→ **REQUEST**:
Write each record again exactly as it stands.

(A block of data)
-=-=-
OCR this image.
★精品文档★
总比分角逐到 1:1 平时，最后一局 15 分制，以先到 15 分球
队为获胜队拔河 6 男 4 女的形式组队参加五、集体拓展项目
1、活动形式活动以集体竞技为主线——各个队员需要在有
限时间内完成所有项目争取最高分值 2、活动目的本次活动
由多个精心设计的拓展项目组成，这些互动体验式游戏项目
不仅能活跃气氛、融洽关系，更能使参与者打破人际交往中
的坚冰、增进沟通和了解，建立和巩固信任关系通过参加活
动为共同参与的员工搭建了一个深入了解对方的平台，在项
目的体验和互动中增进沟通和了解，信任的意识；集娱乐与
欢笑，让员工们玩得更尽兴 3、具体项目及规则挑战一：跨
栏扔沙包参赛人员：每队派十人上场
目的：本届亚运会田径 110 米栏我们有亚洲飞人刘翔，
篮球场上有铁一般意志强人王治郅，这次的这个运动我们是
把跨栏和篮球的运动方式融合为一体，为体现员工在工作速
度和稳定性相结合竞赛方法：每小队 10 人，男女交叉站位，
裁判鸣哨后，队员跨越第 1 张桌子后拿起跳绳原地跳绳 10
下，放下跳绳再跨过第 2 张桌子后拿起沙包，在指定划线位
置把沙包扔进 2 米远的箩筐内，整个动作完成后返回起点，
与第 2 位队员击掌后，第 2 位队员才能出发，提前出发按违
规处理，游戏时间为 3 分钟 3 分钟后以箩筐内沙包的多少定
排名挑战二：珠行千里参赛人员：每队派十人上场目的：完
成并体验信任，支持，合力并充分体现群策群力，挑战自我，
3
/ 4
-=-=-
→ **COMPLETE RESPONSE**:
OCR this image.
★精品文档★
总比分角逐到 1:1 平时，最后一局 15 分制，以先到 15 分球
队为获胜队拔河 6 男 4 女的形式组队参加五、集体拓展项目
1、活动形式活动以集体竞技为主线——各个队员需要在有
限时间内完成所有项目争取最高分值 2、活动目的本次活动
由多个精心设计的拓展项目组成，这些互动体验式游戏项目
不仅能活跃气氛、融洽关系，更能使参与者打破人际交往中
的坚冰、增进沟通和了解，建立和巩固信任关系通过参加活
动为共同参与的员工搭建了一个深入了解对方的平台，在项
目的体验和互动中增进沟通和了解，信任的意识；集娱乐与
欢笑，让员工们玩得更尽兴 3、具体项目及规则挑战一：跨
栏扔沙包参赛人员：每队派十人上场
目的：本届亚运会田径 110 米栏我们有亚洲飞人刘翔，
篮球场上有铁一般意志强人王治郅，这次的这个运动我们是
把跨栏和篮球的运动方式融合为一体，为体现员工在工作速
度和稳定性相结合竞赛方法：每小队 10 人，男女交叉站位，
裁判鸣哨后，队员跨越第 1 张桌子后拿起跳绳原地跳绳 10
下，放下跳绳再跨过第 2 张桌子后拿起沙包，在指定划线位
置把沙包扔进 2 米远的箩筐内，整个动作完成后返回起点，
与第 2 位队员击掌后，第 2 位队员才能出发，提前出发按违
规处理，游戏时间为 3 分钟 3 分钟后以箩筐内沙包的多少定
排名挑战二：珠行千里参赛人员：每队派十人上场目的：完
成并体验信任，支持，合力并充分体现群策群力，挑战自我，
3
/ 4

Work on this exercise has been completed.